• **What the task requires**
Keep only the lines that hold the string "page", filtering out the rest of the entries below.

* begin The input *

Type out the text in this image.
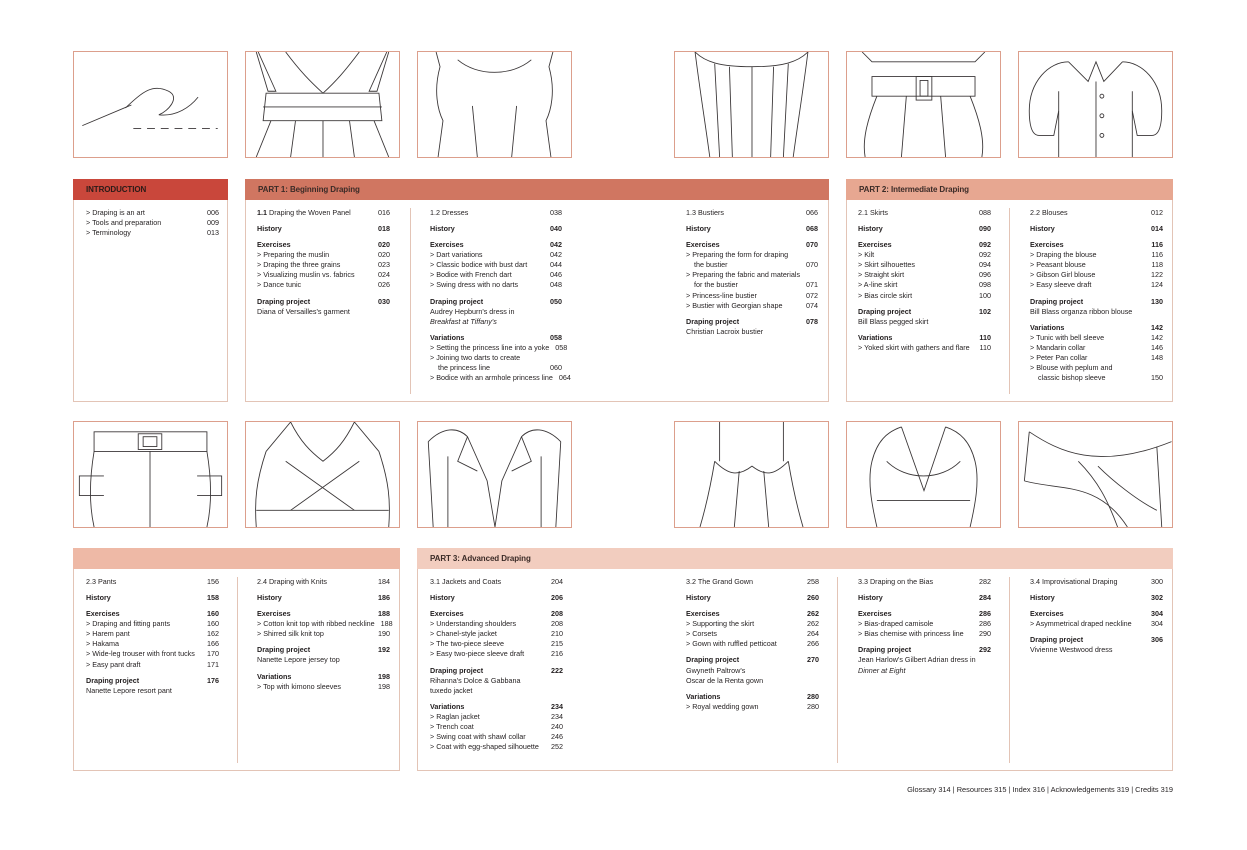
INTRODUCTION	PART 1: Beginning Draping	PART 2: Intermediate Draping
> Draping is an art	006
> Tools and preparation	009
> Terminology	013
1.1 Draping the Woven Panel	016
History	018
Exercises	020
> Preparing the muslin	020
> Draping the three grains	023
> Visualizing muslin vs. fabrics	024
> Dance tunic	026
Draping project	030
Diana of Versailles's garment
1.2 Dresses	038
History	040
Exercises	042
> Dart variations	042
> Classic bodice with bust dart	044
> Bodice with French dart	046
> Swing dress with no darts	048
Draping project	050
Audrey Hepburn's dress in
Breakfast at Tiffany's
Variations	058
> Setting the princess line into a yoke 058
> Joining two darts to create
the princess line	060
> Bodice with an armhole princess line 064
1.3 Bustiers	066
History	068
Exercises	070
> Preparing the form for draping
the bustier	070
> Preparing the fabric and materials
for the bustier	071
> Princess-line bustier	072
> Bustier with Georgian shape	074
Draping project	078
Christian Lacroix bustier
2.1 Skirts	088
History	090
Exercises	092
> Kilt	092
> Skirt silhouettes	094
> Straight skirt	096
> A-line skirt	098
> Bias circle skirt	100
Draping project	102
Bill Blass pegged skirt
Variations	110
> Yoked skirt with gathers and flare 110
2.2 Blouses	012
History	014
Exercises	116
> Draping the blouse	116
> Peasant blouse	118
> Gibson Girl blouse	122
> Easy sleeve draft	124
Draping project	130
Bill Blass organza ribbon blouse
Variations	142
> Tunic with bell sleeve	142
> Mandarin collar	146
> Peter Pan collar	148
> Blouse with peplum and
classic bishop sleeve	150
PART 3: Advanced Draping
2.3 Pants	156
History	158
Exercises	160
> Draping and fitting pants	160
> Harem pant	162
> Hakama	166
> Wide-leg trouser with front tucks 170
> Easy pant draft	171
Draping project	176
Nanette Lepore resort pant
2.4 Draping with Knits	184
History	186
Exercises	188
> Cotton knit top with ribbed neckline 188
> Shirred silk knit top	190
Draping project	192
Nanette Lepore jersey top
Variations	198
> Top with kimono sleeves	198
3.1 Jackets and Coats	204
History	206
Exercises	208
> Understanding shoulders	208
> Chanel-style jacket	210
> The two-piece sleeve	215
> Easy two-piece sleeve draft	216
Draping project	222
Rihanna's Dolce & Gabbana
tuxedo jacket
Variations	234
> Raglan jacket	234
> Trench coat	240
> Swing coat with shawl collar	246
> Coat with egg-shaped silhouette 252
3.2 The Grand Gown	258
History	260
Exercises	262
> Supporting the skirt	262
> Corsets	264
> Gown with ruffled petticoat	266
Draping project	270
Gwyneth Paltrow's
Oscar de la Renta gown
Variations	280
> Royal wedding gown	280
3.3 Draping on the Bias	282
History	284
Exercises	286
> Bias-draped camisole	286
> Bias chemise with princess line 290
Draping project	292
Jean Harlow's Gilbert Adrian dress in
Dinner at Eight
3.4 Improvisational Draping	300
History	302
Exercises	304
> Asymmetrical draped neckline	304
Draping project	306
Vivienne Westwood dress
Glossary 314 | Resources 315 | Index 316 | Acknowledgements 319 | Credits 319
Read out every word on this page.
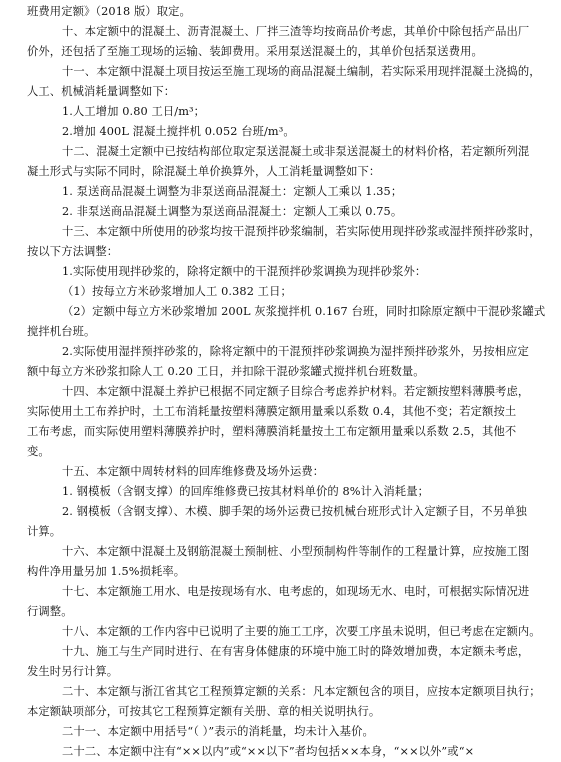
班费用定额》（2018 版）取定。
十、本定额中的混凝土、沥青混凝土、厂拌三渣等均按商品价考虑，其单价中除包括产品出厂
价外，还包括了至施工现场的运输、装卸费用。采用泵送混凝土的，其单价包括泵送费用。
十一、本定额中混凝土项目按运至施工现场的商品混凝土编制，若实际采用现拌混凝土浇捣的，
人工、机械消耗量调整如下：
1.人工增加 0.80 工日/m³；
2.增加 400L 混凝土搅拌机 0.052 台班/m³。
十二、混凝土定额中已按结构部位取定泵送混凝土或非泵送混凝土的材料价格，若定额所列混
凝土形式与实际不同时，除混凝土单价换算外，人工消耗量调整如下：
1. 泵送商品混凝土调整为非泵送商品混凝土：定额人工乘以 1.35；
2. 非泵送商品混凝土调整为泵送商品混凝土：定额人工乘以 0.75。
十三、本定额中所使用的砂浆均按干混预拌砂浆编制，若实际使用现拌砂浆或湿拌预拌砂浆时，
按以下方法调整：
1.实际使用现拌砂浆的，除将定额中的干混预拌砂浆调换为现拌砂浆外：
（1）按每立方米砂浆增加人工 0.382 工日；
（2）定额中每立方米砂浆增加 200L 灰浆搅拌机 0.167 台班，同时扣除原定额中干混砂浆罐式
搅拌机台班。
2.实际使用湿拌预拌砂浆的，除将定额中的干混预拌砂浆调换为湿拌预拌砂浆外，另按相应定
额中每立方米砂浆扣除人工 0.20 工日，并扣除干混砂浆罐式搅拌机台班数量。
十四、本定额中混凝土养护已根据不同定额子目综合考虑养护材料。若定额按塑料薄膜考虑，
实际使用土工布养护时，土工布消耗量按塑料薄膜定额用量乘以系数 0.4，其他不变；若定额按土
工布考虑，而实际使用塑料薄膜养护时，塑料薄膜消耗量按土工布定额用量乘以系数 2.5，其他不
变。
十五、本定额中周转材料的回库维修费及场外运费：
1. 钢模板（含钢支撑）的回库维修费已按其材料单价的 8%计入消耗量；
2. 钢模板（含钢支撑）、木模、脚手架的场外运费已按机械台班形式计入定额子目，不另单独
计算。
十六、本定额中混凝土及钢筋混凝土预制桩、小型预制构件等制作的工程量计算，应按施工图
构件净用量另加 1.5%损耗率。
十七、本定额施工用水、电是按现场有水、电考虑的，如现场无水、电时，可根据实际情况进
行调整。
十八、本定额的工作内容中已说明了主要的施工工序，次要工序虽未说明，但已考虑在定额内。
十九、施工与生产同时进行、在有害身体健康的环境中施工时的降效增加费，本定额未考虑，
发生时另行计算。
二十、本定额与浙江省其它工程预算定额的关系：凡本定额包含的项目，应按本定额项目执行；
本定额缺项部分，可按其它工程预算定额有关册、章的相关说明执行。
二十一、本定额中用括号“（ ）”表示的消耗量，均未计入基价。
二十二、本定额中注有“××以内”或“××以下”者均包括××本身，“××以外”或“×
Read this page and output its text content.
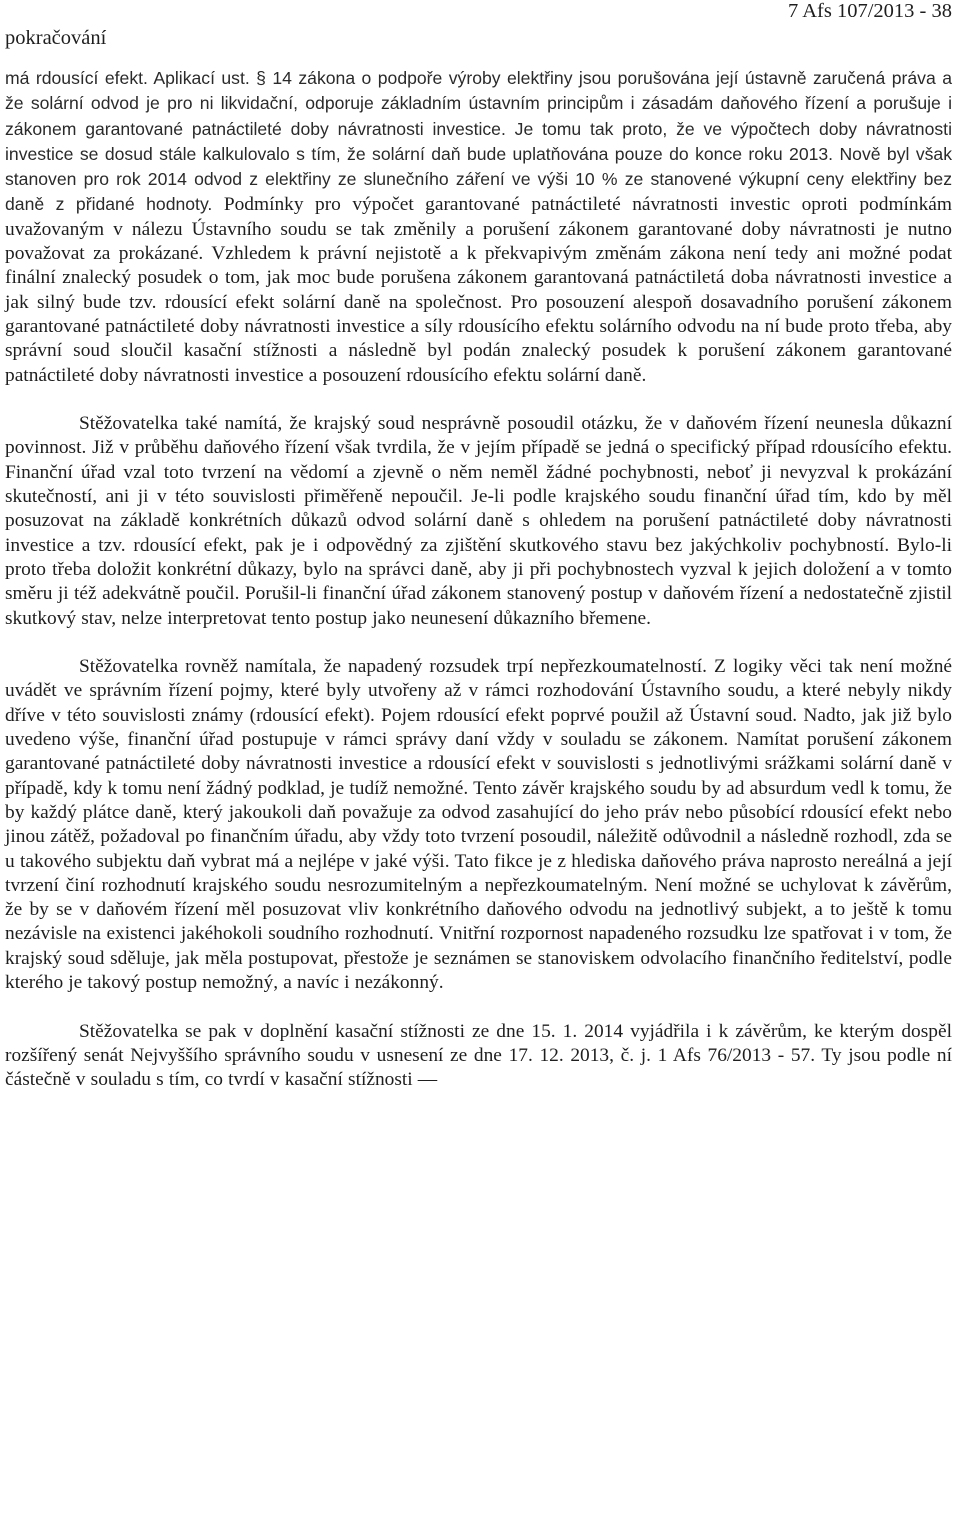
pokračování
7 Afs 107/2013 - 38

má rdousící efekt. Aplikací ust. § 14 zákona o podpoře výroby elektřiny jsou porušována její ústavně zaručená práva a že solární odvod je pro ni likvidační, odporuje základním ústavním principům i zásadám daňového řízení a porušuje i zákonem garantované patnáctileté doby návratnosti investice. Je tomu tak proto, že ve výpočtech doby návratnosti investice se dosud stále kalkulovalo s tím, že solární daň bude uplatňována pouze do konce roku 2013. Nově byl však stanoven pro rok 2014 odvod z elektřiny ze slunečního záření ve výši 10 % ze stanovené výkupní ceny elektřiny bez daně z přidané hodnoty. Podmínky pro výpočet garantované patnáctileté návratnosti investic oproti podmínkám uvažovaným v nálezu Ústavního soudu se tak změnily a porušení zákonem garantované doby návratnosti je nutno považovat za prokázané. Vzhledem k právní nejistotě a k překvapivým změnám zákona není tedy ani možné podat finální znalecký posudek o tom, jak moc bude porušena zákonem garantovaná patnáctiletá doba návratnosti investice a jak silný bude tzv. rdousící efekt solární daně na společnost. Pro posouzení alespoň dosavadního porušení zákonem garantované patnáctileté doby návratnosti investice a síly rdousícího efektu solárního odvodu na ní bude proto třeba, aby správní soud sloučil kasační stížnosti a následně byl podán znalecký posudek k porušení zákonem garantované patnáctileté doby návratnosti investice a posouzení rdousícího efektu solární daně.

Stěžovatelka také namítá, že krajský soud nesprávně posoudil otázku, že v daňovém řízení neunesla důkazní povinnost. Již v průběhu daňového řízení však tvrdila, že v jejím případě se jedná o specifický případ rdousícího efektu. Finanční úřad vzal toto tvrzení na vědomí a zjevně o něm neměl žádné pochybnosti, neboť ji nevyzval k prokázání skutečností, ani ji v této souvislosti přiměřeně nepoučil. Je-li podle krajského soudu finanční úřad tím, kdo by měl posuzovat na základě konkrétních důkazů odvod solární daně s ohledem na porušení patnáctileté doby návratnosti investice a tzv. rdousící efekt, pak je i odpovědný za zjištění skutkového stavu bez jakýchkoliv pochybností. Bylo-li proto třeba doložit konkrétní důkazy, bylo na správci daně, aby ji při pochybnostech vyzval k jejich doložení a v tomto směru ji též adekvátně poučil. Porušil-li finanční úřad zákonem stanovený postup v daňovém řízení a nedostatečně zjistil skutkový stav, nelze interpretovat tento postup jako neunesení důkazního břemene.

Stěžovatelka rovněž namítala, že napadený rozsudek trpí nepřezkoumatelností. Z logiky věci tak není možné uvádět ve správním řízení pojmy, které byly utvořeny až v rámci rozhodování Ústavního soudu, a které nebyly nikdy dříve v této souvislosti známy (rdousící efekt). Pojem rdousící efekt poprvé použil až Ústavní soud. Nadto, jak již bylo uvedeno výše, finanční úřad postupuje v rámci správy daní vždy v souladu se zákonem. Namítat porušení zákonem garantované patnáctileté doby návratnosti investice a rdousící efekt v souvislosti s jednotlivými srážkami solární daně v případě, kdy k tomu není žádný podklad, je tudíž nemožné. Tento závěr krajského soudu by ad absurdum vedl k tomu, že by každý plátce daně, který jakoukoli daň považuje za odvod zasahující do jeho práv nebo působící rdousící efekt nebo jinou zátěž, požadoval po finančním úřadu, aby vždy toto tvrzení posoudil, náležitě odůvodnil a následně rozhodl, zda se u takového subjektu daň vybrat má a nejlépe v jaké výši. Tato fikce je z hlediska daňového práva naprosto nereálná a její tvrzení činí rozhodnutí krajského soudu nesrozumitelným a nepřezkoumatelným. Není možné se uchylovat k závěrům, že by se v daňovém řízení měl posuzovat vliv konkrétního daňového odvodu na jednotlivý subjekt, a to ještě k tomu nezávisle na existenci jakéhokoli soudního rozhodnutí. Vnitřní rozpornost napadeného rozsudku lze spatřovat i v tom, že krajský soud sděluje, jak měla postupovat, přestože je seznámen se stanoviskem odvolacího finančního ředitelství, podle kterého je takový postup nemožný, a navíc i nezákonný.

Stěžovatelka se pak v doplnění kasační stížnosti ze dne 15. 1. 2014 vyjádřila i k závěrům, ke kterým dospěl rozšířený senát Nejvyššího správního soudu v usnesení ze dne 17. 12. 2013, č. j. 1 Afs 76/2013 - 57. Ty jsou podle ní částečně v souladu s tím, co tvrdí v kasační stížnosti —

* end The input *

• **Reply to the task**
Read out every word on this page.
Read this page and output its text content.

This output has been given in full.